**Records to use:**
*-*-*

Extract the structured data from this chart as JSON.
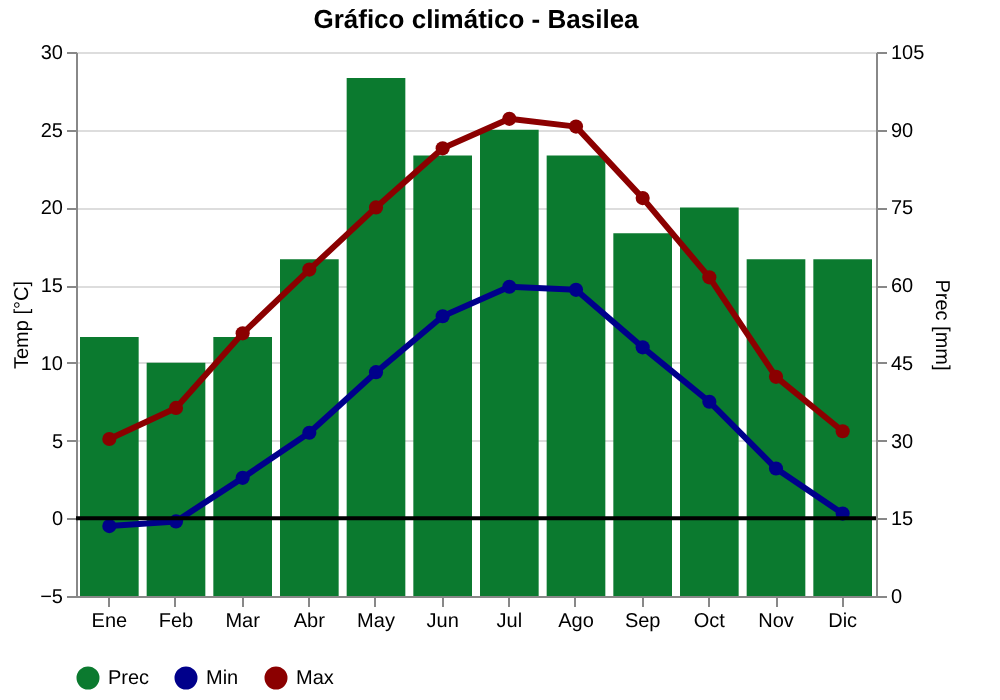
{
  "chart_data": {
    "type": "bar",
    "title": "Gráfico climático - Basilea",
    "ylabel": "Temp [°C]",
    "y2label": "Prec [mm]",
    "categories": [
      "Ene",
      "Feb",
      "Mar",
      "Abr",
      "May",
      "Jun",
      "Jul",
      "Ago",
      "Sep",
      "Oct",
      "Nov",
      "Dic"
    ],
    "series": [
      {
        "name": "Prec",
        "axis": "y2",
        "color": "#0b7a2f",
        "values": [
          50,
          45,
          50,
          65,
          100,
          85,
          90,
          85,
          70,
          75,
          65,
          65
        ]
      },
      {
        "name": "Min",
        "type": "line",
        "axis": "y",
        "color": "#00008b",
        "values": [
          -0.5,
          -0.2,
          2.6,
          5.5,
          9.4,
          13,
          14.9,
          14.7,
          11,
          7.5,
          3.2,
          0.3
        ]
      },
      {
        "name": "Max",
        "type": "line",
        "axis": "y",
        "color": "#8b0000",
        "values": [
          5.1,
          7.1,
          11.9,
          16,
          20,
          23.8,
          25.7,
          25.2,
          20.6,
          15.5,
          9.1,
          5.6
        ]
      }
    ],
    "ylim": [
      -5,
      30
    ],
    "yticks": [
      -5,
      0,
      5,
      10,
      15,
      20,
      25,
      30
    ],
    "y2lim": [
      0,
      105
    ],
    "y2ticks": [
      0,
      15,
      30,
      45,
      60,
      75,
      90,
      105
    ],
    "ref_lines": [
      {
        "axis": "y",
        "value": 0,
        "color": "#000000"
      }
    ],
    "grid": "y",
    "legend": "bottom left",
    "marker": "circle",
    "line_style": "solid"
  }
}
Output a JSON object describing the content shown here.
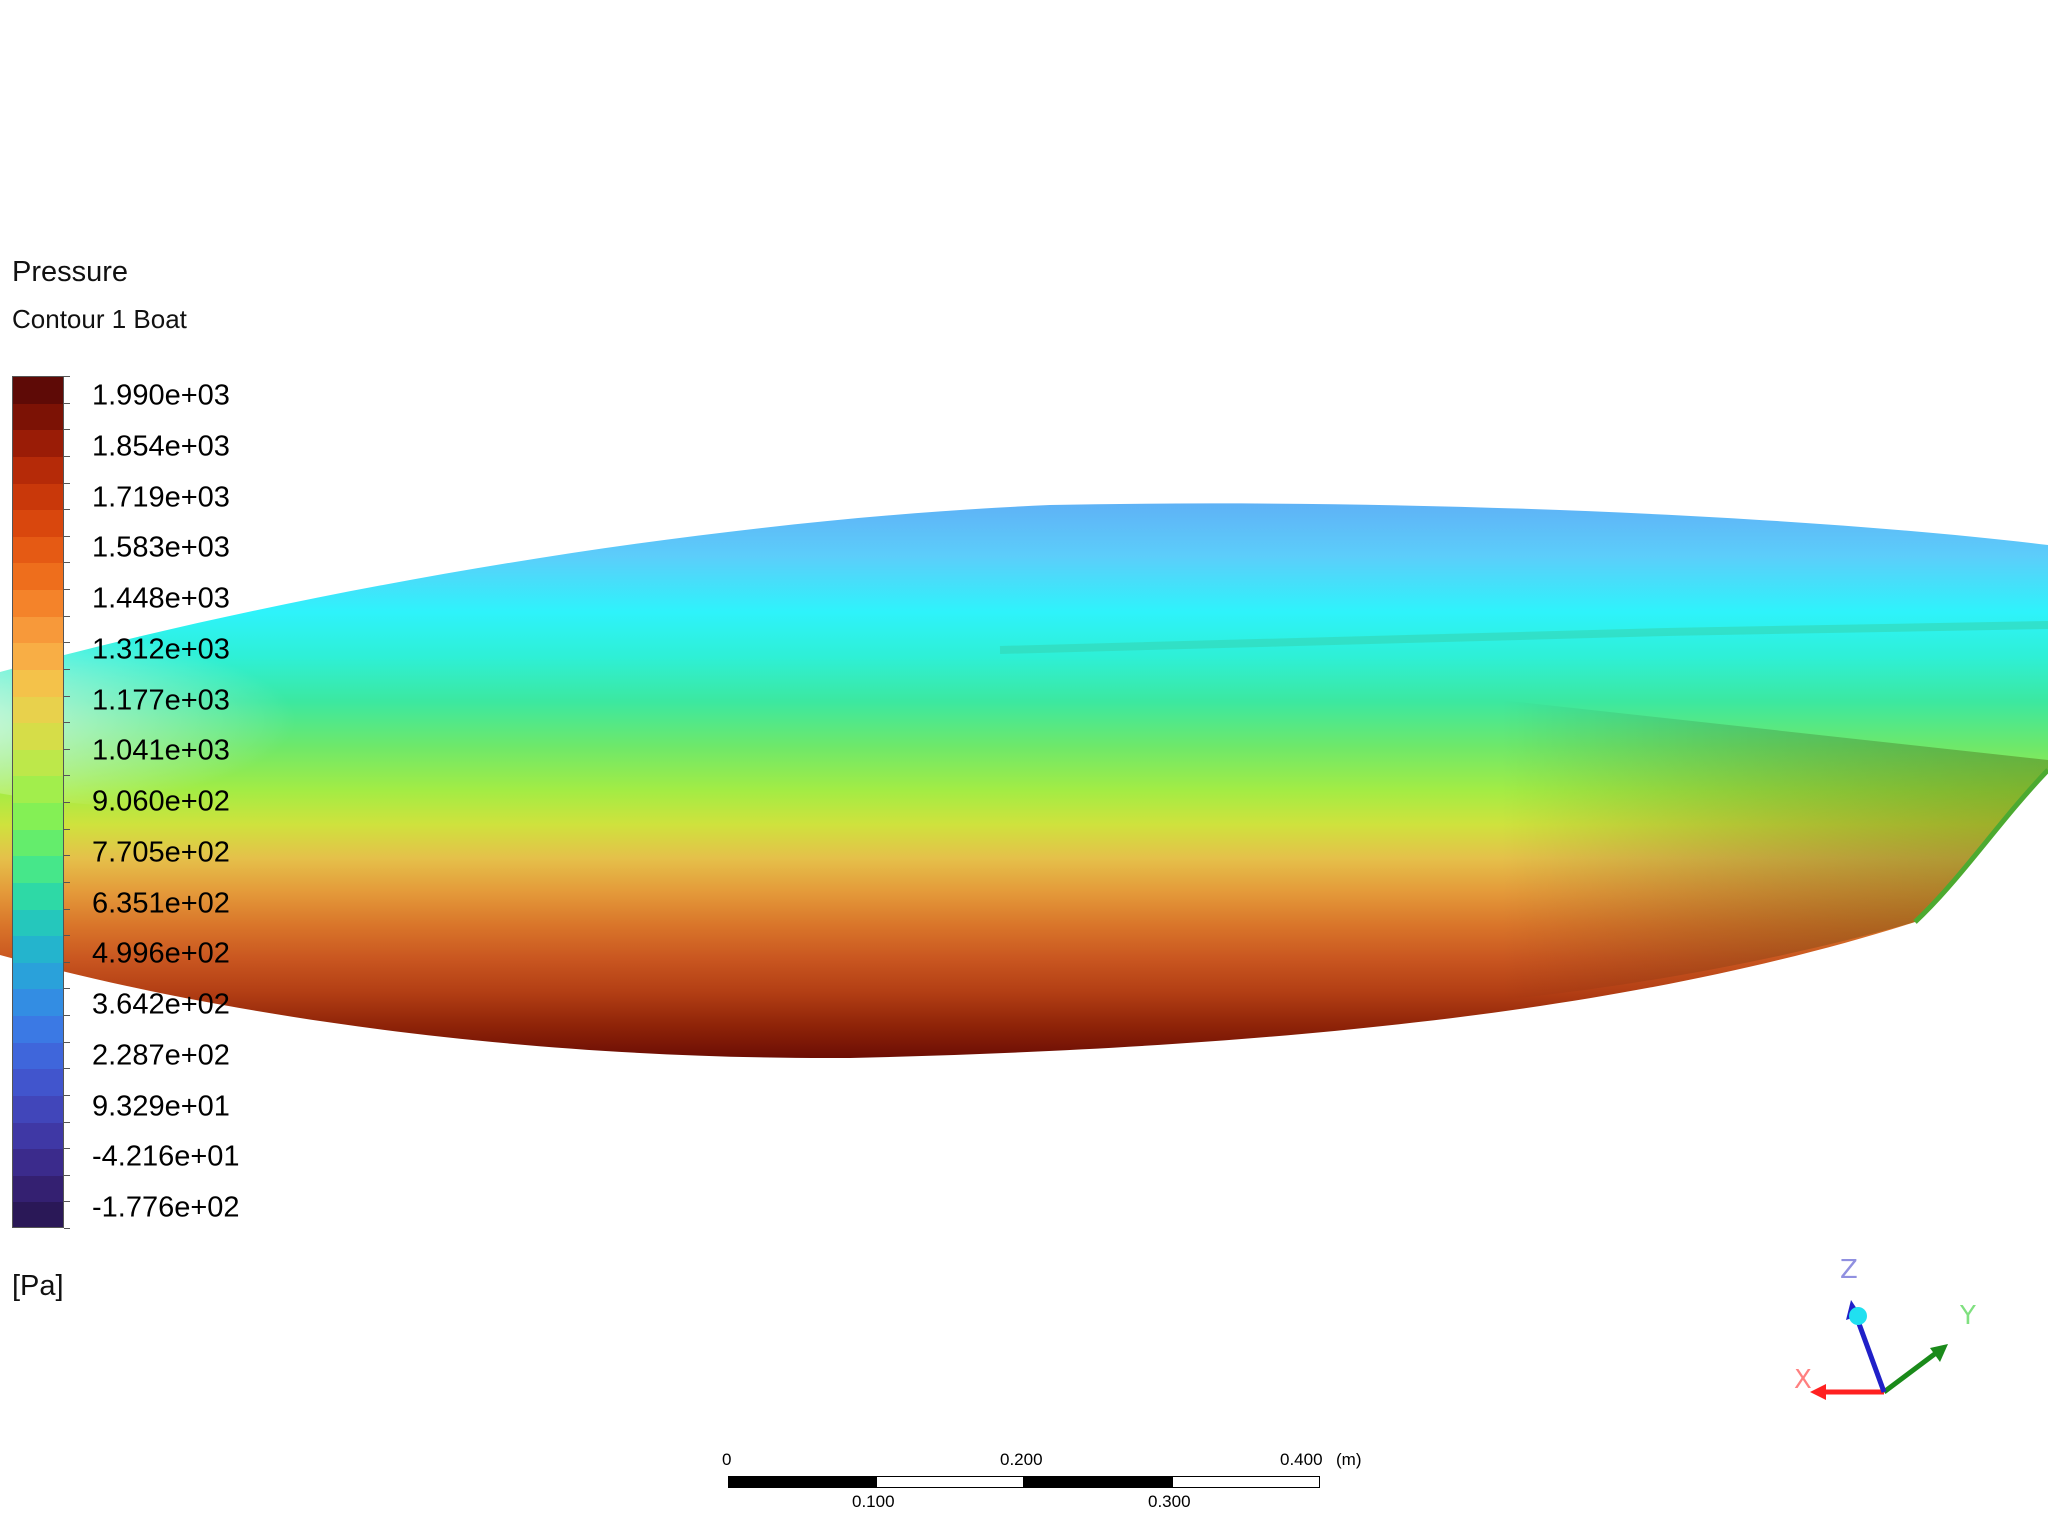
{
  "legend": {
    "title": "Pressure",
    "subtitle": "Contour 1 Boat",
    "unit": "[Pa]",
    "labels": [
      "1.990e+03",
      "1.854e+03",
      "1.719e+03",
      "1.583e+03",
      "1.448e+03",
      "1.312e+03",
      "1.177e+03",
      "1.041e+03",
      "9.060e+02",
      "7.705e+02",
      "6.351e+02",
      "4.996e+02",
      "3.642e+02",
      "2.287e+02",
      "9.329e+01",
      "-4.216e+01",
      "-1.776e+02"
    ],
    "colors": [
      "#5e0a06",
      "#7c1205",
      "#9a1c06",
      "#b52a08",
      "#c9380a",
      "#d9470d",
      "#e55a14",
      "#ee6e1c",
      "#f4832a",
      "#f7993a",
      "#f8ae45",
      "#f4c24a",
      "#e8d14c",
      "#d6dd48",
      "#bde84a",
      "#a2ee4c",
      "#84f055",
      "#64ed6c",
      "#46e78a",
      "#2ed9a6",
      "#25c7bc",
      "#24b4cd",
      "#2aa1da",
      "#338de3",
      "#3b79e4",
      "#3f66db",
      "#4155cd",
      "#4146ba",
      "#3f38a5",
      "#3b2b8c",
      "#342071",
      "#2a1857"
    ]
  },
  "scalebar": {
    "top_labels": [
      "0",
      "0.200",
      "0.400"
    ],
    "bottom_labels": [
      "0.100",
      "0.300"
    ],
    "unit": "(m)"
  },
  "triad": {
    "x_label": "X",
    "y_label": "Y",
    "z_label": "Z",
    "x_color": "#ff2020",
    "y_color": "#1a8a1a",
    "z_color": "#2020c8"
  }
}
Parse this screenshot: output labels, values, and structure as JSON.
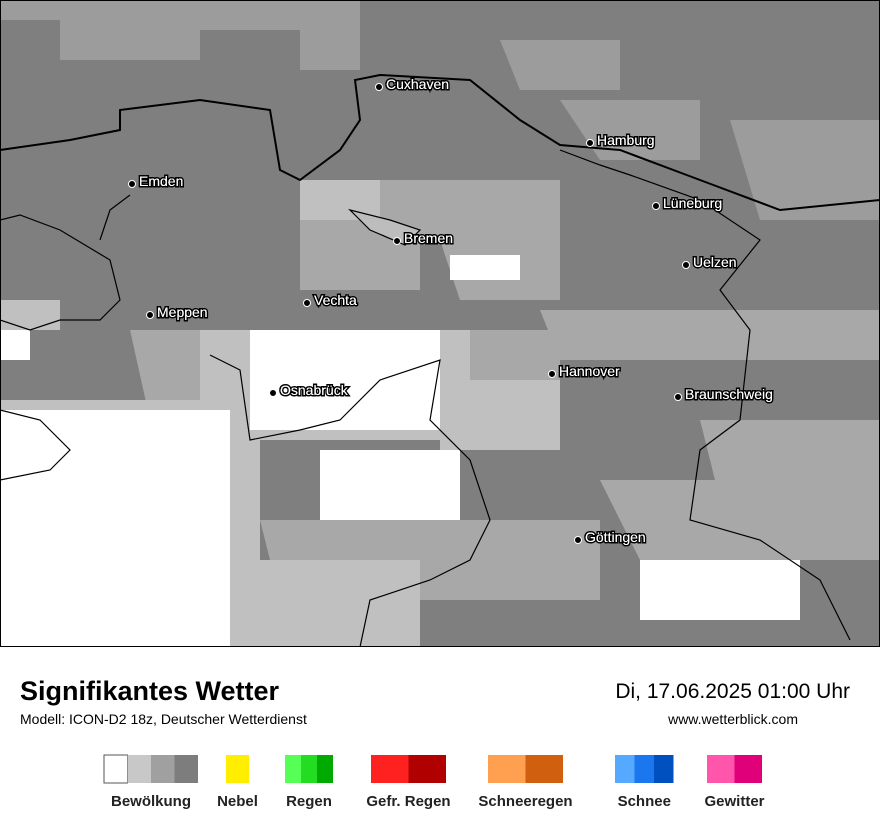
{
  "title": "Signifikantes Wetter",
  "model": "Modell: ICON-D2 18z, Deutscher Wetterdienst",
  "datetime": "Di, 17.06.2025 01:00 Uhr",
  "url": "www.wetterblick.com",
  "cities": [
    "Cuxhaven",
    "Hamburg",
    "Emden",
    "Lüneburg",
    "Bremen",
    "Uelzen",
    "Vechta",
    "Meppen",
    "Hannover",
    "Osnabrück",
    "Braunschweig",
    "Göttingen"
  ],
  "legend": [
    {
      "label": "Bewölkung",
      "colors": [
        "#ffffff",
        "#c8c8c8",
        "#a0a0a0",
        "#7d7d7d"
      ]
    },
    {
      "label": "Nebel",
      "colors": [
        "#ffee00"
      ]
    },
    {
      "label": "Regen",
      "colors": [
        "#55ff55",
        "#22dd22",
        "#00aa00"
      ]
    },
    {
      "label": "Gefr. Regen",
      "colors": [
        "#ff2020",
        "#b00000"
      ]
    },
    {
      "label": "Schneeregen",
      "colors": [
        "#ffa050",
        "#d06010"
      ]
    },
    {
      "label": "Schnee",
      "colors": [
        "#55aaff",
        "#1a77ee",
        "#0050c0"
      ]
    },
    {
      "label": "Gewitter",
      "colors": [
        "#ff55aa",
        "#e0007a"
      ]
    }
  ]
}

*-*-*

**Work to complete:** In your copy, leave out the pictures and reproduce the material above exactly.

**The reply:**
Extract the structured data from this chart as JSON.
{
  "chart_data": {
    "type": "bar",
    "title": "Gráfico climático - Basilea",
    "ylabel": "Temp [°C]",
    "y2label": "Prec [mm]",
    "categories": [
      "Ene",
      "Feb",
      "Mar",
      "Abr",
      "May",
      "Jun",
      "Jul",
      "Ago",
      "Sep",
      "Oct",
      "Nov",
      "Dic"
    ],
    "series": [
      {
        "name": "Prec",
        "axis": "y2",
        "color": "#0b7a2f",
        "values": [
          50,
          45,
          50,
          65,
          100,
          85,
          90,
          85,
          70,
          75,
          65,
          65
        ]
      },
      {
        "name": "Min",
        "type": "line",
        "axis": "y",
        "color": "#00008b",
        "values": [
          -0.5,
          -0.2,
          2.6,
          5.5,
          9.4,
          13,
          14.9,
          14.7,
          11,
          7.5,
          3.2,
          0.3
        ]
      },
      {
        "name": "Max",
        "type": "line",
        "axis": "y",
        "color": "#8b0000",
        "values": [
          5.1,
          7.1,
          11.9,
          16,
          20,
          23.8,
          25.7,
          25.2,
          20.6,
          15.5,
          9.1,
          5.6
        ]
      }
    ],
    "ylim": [
      -5,
      30
    ],
    "yticks": [
      -5,
      0,
      5,
      10,
      15,
      20,
      25,
      30
    ],
    "y2lim": [
      0,
      105
    ],
    "y2ticks": [
      0,
      15,
      30,
      45,
      60,
      75,
      90,
      105
    ],
    "ref_lines": [
      {
        "axis": "y",
        "value": 0,
        "color": "#000000"
      }
    ],
    "grid": "y",
    "legend": "bottom left",
    "marker": "circle",
    "line_style": "solid"
  }
}
Output a JSON object describing the content shown here.
{
  "legend": {
    "title": "Pressure",
    "subtitle": "Contour 1 Boat",
    "unit": "[Pa]",
    "labels": [
      "1.990e+03",
      "1.854e+03",
      "1.719e+03",
      "1.583e+03",
      "1.448e+03",
      "1.312e+03",
      "1.177e+03",
      "1.041e+03",
      "9.060e+02",
      "7.705e+02",
      "6.351e+02",
      "4.996e+02",
      "3.642e+02",
      "2.287e+02",
      "9.329e+01",
      "-4.216e+01",
      "-1.776e+02"
    ],
    "colors": [
      "#5e0a06",
      "#7c1205",
      "#9a1c06",
      "#b52a08",
      "#c9380a",
      "#d9470d",
      "#e55a14",
      "#ee6e1c",
      "#f4832a",
      "#f7993a",
      "#f8ae45",
      "#f4c24a",
      "#e8d14c",
      "#d6dd48",
      "#bde84a",
      "#a2ee4c",
      "#84f055",
      "#64ed6c",
      "#46e78a",
      "#2ed9a6",
      "#25c7bc",
      "#24b4cd",
      "#2aa1da",
      "#338de3",
      "#3b79e4",
      "#3f66db",
      "#4155cd",
      "#4146ba",
      "#3f38a5",
      "#3b2b8c",
      "#342071",
      "#2a1857"
    ]
  },
  "scalebar": {
    "top_labels": [
      "0",
      "0.200",
      "0.400"
    ],
    "bottom_labels": [
      "0.100",
      "0.300"
    ],
    "unit": "(m)"
  },
  "triad": {
    "x_label": "X",
    "y_label": "Y",
    "z_label": "Z",
    "x_color": "#ff2020",
    "y_color": "#1a8a1a",
    "z_color": "#2020c8"
  }
}
Parse this screenshot: output labels, values, and structure as JSON.
{
  "title": "Signifikantes Wetter",
  "model": "Modell: ICON-D2 18z, Deutscher Wetterdienst",
  "datetime": "Di, 17.06.2025 01:00 Uhr",
  "url": "www.wetterblick.com",
  "cities": [
    "Cuxhaven",
    "Hamburg",
    "Emden",
    "Lüneburg",
    "Bremen",
    "Uelzen",
    "Vechta",
    "Meppen",
    "Hannover",
    "Osnabrück",
    "Braunschweig",
    "Göttingen"
  ],
  "legend": [
    {
      "label": "Bewölkung",
      "colors": [
        "#ffffff",
        "#c8c8c8",
        "#a0a0a0",
        "#7d7d7d"
      ]
    },
    {
      "label": "Nebel",
      "colors": [
        "#ffee00"
      ]
    },
    {
      "label": "Regen",
      "colors": [
        "#55ff55",
        "#22dd22",
        "#00aa00"
      ]
    },
    {
      "label": "Gefr. Regen",
      "colors": [
        "#ff2020",
        "#b00000"
      ]
    },
    {
      "label": "Schneeregen",
      "colors": [
        "#ffa050",
        "#d06010"
      ]
    },
    {
      "label": "Schnee",
      "colors": [
        "#55aaff",
        "#1a77ee",
        "#0050c0"
      ]
    },
    {
      "label": "Gewitter",
      "colors": [
        "#ff55aa",
        "#e0007a"
      ]
    }
  ]
}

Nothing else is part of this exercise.